Part of a data file:
----

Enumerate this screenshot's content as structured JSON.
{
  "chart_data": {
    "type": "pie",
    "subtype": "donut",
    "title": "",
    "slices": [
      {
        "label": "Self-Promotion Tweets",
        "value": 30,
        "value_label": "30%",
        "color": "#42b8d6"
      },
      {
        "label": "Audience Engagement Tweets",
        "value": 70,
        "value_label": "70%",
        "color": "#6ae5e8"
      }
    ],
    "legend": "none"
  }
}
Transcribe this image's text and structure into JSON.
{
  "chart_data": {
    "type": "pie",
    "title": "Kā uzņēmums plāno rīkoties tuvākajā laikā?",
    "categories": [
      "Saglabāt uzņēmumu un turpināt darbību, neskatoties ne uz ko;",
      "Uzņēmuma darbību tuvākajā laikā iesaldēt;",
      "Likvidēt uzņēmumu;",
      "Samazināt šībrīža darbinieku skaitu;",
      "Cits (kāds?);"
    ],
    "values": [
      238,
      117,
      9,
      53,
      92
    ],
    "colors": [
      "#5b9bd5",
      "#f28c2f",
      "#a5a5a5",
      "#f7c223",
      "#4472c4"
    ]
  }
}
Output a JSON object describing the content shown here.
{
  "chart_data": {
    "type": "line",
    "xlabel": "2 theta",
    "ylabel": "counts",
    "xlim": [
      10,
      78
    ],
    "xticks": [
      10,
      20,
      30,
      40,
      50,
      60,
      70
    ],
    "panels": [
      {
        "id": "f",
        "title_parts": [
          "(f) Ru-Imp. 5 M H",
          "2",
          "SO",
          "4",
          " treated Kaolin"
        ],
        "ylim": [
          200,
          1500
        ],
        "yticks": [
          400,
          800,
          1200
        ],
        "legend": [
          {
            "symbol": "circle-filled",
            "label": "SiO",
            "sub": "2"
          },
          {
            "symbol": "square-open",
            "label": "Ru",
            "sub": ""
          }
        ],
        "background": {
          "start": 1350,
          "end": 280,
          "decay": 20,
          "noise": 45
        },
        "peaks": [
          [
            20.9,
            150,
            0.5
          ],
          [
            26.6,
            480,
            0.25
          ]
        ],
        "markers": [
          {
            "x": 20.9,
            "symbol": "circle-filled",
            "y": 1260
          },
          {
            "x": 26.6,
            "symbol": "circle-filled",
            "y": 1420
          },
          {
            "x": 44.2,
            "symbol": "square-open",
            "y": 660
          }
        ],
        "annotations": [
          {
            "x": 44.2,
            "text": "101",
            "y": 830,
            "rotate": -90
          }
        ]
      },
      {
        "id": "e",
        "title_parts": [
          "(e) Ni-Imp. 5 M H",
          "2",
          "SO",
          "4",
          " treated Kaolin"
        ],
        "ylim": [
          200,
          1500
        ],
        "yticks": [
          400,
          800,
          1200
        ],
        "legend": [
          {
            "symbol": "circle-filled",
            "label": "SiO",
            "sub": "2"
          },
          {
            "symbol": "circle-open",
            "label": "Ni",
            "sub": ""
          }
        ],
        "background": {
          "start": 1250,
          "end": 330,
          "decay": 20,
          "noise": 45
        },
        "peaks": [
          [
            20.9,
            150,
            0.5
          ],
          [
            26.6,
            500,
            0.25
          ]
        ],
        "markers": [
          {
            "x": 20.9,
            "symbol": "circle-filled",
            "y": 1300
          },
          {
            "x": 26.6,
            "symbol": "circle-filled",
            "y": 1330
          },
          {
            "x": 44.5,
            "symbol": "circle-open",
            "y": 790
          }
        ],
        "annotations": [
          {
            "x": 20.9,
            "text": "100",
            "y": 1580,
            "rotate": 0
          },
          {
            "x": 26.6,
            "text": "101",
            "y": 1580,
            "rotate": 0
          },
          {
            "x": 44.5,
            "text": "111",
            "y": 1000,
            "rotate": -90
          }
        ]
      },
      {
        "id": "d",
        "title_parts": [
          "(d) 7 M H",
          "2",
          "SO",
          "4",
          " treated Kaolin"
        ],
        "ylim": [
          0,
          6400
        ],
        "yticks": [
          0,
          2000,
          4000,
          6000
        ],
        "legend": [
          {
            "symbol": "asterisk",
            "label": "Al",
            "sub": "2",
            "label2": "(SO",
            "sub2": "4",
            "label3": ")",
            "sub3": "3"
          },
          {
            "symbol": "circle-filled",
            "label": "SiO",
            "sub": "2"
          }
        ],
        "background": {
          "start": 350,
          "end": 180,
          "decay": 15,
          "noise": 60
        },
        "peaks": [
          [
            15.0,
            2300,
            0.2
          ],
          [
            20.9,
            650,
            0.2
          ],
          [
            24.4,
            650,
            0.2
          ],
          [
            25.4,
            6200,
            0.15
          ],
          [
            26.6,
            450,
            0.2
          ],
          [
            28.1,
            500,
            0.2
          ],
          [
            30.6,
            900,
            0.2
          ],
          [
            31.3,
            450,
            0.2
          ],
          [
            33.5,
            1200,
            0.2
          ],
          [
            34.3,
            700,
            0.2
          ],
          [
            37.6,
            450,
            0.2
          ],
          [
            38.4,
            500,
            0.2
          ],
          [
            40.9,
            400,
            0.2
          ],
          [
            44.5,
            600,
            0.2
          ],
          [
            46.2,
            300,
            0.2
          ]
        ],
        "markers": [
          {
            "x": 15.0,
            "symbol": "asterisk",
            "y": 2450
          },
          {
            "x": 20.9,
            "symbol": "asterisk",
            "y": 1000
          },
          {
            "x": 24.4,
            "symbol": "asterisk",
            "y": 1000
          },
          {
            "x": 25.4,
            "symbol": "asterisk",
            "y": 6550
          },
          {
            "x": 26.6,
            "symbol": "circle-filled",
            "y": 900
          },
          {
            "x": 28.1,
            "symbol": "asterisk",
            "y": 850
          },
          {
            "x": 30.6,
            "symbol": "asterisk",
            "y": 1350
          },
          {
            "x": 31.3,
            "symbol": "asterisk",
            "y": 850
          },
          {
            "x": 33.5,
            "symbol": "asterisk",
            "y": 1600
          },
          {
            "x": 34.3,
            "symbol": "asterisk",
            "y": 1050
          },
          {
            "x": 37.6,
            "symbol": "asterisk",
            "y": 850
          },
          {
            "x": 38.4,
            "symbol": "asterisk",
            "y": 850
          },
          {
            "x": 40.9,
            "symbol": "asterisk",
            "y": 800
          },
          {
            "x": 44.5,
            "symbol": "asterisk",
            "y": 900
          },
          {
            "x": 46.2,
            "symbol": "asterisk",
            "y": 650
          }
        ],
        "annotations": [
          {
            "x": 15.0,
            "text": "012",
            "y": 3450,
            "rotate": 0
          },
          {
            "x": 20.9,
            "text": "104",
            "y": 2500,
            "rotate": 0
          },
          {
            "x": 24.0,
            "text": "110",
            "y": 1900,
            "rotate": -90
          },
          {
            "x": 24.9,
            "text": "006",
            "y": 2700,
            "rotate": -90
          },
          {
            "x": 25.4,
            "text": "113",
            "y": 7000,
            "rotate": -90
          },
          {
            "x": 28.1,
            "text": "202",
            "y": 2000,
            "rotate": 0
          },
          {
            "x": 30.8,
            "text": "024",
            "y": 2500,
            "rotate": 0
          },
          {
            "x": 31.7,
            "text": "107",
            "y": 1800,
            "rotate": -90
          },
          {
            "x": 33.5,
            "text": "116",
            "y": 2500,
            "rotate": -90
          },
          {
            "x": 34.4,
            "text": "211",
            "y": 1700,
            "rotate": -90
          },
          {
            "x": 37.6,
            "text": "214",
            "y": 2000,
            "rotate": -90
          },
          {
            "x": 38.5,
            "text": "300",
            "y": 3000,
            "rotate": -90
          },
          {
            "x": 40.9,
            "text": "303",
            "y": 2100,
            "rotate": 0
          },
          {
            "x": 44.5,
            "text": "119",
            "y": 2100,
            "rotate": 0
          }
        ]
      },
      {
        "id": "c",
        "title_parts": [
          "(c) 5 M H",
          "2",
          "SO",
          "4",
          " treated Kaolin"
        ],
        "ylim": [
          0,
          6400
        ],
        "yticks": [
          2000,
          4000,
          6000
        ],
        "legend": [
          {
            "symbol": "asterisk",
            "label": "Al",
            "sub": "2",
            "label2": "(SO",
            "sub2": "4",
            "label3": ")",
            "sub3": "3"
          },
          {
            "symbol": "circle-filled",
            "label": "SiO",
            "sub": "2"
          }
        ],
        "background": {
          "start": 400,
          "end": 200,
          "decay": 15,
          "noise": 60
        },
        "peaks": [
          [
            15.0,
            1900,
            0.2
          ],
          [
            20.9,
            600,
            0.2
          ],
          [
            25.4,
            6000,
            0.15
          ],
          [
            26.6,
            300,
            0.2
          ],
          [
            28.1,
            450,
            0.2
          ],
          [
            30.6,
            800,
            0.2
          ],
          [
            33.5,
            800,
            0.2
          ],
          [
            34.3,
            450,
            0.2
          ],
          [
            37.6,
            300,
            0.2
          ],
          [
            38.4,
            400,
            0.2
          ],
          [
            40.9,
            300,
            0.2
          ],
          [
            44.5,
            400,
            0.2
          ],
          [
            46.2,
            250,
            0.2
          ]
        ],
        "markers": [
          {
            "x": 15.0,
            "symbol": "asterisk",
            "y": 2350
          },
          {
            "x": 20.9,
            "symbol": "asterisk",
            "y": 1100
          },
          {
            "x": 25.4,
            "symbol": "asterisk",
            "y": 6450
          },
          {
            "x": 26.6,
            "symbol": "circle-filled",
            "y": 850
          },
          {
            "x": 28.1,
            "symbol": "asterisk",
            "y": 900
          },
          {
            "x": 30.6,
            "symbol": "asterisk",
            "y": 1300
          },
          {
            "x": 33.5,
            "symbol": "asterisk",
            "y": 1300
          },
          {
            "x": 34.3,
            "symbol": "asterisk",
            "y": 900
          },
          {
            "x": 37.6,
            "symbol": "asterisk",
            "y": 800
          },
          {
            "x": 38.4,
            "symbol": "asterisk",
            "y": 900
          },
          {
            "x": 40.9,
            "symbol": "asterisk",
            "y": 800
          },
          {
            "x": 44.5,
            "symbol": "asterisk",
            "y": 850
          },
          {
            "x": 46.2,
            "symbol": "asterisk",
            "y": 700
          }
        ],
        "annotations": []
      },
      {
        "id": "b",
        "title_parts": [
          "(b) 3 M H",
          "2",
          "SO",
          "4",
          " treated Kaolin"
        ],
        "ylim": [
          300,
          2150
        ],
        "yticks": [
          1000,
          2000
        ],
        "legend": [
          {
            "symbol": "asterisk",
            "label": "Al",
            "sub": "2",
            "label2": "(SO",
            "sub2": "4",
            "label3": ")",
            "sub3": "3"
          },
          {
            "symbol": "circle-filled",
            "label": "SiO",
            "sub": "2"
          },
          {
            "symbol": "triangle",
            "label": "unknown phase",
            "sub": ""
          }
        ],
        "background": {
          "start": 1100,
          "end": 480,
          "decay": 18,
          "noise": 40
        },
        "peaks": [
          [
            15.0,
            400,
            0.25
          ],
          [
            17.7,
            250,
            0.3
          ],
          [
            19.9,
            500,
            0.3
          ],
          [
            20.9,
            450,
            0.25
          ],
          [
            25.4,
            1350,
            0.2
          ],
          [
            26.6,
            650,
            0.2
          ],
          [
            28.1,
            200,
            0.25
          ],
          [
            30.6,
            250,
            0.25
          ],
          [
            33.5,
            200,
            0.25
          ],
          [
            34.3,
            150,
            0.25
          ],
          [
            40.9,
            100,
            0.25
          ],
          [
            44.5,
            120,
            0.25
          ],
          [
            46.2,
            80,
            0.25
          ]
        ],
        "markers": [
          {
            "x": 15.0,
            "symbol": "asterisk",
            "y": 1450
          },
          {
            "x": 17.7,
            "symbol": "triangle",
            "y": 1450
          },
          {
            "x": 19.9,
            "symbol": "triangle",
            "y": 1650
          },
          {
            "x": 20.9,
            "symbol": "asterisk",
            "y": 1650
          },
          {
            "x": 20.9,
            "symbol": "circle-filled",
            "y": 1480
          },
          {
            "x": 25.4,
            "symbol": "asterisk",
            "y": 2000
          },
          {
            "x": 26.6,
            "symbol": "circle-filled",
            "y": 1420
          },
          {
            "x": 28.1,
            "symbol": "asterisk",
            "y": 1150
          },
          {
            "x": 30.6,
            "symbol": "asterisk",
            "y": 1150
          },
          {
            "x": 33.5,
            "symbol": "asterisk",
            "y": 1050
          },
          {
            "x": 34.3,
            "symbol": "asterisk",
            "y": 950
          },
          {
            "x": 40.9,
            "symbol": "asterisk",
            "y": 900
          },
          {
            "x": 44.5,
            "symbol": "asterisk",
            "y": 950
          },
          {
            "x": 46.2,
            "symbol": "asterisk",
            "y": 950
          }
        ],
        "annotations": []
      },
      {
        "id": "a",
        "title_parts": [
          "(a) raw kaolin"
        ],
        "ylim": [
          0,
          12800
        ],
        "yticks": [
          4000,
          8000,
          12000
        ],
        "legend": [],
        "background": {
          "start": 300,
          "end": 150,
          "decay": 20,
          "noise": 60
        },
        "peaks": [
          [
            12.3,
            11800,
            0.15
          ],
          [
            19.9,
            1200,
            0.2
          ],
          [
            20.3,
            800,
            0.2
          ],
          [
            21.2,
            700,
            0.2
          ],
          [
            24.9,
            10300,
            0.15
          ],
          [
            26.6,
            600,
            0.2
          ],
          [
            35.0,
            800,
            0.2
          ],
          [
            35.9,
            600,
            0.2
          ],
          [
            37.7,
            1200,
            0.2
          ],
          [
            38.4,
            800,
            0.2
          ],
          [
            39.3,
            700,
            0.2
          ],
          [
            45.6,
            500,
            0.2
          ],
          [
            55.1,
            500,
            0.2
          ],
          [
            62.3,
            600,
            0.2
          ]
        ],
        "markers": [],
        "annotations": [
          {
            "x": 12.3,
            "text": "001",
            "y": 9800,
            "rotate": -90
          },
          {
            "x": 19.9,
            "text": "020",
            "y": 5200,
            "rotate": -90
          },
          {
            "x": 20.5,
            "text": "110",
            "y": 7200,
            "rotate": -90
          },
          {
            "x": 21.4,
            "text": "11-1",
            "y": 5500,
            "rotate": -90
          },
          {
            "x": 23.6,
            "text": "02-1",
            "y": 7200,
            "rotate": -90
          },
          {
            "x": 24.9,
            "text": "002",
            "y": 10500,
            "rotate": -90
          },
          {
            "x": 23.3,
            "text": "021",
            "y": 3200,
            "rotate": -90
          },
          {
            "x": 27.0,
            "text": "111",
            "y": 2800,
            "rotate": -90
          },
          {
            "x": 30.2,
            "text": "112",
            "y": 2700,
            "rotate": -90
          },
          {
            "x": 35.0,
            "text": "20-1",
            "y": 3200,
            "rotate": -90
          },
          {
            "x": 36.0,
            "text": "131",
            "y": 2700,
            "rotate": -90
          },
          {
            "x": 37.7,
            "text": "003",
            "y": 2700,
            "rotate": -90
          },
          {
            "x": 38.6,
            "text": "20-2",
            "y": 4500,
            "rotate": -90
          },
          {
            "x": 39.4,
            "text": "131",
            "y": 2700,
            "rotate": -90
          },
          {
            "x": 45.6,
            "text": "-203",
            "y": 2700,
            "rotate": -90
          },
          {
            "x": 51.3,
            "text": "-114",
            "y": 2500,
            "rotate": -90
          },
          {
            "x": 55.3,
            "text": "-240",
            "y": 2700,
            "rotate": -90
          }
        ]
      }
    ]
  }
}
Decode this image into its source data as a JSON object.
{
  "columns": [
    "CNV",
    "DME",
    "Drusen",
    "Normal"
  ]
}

----

=== Written task ===
Starting at the line that contains "Decode this image", repeat each line exactly through the last one in the listing. Include both of those lines and nothing more.

=== Completed task ===
Decode this image into its source data as a JSON object.
{
  "columns": [
    "CNV",
    "DME",
    "Drusen",
    "Normal"
  ]
}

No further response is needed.